REQUEST =
Provide nothing beyond the count of lines that include the string "time".

DATASET ENTRIES =
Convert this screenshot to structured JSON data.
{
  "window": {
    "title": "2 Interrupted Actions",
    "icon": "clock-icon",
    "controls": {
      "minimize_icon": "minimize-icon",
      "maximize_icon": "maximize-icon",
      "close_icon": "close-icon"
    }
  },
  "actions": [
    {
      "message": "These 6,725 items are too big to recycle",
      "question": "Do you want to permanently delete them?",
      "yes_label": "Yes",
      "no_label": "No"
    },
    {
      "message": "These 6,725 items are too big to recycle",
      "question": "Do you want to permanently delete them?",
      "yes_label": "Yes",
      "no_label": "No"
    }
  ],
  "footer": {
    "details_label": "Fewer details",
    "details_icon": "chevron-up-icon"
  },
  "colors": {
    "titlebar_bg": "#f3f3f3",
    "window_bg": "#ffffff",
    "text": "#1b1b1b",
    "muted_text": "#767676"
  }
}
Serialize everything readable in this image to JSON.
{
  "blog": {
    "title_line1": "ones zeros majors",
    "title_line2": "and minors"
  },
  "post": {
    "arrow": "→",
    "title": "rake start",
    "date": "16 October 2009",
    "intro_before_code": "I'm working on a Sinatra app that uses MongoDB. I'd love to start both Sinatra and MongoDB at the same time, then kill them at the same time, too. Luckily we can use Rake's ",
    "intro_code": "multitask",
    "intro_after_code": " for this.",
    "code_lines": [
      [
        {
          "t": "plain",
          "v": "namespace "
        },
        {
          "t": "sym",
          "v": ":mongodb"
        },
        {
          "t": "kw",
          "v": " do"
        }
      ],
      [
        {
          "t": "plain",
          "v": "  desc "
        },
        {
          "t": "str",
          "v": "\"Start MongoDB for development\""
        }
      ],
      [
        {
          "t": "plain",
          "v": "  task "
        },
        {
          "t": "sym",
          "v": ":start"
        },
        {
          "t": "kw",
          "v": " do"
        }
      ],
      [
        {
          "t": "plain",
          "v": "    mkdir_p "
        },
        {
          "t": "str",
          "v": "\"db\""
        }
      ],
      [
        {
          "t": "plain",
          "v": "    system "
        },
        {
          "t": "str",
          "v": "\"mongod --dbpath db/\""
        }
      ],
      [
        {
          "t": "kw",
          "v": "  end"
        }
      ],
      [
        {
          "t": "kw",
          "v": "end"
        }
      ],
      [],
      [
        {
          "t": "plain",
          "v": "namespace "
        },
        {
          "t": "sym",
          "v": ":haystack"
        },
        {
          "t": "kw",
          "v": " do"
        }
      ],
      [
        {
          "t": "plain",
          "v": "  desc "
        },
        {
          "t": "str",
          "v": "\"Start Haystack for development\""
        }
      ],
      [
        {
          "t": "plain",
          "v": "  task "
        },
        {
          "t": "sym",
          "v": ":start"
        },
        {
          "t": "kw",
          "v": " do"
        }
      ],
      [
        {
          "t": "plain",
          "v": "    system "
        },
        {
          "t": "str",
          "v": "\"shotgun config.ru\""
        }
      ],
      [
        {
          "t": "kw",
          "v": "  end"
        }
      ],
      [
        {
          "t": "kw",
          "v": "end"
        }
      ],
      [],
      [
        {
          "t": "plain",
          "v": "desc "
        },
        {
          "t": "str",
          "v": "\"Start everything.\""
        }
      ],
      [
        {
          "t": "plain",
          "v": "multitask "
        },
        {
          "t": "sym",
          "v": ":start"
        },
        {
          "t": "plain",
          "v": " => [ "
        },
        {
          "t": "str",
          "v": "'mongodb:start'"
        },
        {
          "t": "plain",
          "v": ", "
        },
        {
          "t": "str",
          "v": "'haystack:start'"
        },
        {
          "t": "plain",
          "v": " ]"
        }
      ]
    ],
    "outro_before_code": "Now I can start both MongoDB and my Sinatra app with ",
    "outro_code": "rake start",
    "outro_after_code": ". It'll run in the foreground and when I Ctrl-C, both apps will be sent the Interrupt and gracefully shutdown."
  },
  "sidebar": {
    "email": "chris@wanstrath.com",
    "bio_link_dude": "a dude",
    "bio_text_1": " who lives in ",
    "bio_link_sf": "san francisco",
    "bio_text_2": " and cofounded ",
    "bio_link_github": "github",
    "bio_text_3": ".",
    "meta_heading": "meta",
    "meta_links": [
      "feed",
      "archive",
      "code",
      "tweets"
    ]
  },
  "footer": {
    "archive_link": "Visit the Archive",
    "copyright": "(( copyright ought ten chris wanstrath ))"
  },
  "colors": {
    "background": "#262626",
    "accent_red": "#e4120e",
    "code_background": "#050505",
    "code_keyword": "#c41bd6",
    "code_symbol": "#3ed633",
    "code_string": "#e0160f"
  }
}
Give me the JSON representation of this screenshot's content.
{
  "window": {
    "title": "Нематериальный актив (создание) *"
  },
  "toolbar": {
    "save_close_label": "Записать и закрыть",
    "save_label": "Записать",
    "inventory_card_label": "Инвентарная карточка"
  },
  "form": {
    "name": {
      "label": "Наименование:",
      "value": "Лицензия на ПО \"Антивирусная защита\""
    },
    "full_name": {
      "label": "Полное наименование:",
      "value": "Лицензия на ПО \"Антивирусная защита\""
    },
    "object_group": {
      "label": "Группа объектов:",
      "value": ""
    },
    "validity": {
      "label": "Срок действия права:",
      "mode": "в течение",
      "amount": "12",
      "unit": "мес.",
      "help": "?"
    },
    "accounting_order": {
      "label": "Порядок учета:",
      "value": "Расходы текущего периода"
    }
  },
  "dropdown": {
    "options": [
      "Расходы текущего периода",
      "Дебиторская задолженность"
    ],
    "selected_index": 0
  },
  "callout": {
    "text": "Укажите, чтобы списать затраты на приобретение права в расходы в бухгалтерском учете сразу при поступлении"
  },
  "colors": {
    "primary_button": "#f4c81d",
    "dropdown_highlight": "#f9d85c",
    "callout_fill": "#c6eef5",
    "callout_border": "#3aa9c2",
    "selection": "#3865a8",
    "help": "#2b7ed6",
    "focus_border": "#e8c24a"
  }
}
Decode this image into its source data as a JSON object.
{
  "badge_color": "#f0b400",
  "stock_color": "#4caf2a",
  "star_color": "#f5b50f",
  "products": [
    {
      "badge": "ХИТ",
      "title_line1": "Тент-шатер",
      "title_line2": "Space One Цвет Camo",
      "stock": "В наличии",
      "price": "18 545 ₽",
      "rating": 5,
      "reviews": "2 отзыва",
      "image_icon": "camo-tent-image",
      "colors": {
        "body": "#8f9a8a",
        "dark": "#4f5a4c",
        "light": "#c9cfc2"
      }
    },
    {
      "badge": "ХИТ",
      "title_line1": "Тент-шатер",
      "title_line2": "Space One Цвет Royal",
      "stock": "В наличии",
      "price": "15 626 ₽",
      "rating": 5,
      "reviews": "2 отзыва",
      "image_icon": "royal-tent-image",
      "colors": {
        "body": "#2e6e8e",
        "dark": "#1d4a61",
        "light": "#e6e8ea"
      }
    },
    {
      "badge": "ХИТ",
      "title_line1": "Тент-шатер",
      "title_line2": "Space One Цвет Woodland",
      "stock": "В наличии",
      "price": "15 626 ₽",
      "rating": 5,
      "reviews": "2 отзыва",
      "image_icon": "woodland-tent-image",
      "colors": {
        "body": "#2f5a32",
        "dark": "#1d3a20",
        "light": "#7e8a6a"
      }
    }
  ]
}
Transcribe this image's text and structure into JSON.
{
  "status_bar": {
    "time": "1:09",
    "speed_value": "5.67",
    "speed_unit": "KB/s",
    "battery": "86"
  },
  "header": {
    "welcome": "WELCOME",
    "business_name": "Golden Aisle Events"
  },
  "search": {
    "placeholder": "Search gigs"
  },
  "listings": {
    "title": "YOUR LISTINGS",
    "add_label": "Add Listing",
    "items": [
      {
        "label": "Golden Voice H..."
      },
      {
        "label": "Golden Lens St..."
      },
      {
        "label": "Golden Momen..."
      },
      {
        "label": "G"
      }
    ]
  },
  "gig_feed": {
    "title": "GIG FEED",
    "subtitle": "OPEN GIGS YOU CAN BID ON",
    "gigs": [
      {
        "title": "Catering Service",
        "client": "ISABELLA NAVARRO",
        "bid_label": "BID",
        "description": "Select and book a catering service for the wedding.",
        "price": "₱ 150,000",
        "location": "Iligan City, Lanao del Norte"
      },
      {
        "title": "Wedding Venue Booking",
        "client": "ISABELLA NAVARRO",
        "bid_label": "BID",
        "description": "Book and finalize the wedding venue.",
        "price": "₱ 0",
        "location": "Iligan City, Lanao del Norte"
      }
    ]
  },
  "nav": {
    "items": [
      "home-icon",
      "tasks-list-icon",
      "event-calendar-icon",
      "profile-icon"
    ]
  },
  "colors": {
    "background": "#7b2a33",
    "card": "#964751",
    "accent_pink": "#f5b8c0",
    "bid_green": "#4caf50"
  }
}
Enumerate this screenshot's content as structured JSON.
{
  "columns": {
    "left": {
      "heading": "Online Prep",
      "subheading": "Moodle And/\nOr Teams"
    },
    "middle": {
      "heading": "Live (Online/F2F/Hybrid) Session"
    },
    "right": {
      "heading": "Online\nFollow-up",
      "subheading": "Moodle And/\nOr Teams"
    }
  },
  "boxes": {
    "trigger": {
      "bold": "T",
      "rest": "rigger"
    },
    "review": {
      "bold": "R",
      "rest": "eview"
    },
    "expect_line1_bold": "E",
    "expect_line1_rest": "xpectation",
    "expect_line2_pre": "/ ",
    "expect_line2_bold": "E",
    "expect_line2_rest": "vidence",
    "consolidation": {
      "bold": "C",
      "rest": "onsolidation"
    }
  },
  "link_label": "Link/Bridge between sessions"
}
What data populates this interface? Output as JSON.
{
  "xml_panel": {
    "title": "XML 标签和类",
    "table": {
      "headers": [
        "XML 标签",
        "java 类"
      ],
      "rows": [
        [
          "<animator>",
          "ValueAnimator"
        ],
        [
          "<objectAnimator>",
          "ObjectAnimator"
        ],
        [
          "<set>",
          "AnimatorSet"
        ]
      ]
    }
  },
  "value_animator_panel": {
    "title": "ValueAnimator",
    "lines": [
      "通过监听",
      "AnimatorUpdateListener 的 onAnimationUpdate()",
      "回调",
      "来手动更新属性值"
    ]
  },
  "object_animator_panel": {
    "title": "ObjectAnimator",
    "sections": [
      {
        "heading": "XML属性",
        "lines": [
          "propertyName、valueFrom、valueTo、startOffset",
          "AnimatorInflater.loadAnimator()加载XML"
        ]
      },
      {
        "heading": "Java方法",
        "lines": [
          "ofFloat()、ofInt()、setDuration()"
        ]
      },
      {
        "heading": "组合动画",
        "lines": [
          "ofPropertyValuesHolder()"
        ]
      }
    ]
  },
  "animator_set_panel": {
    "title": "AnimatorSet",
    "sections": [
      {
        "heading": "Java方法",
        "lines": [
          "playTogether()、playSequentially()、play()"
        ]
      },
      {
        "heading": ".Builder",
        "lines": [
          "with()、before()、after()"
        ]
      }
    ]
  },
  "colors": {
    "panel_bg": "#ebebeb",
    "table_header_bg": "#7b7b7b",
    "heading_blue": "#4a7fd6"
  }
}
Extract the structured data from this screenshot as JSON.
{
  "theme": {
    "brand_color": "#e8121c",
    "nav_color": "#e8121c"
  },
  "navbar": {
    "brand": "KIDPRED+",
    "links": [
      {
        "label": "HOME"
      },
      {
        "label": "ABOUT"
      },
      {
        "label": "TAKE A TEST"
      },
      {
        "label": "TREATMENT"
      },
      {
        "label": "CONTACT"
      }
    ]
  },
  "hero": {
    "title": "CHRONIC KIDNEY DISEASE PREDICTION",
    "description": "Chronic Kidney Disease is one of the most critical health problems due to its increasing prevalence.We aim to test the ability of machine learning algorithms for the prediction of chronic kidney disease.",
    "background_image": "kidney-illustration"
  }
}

ANSWER FOR THE TASK =
2